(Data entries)
|---|
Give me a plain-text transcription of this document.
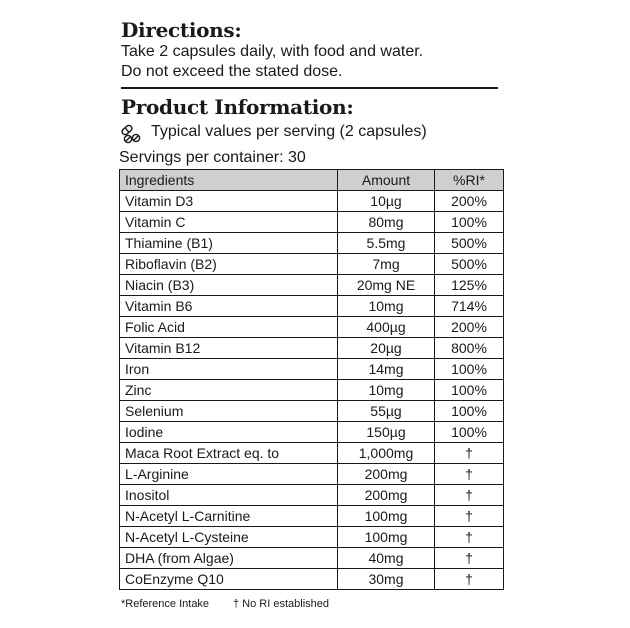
Directions:
Take 2 capsules daily, with food and water.
Do not exceed the stated dose.
Product Information:
Typical values per serving (2 capsules)
Servings per container: 30
Ingredients	Amount	%RI*
Vitamin D3	10µg	200%
Vitamin C	80mg	100%
Thiamine (B1)	5.5mg	500%
Riboflavin (B2)	7mg	500%
Niacin (B3)	20mg NE	125%
Vitamin B6	10mg	714%
Folic Acid	400µg	200%
Vitamin B12	20µg	800%
Iron	14mg	100%
Zinc	10mg	100%
Selenium	55µg	100%
Iodine	150µg	100%
Maca Root Extract eq. to	1,000mg	†
L-Arginine	200mg	†
Inositol	200mg	†
N-Acetyl L-Carnitine	100mg	†
N-Acetyl L-Cysteine	100mg	†
DHA (from Algae)	40mg	†
CoEnzyme Q10	30mg	†
*Reference Intake † No RI established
|---|
### Your goal:
Check each line of the records above for the word "Vitamin", count the lines that have it, and give only the count.

### Finished task:
4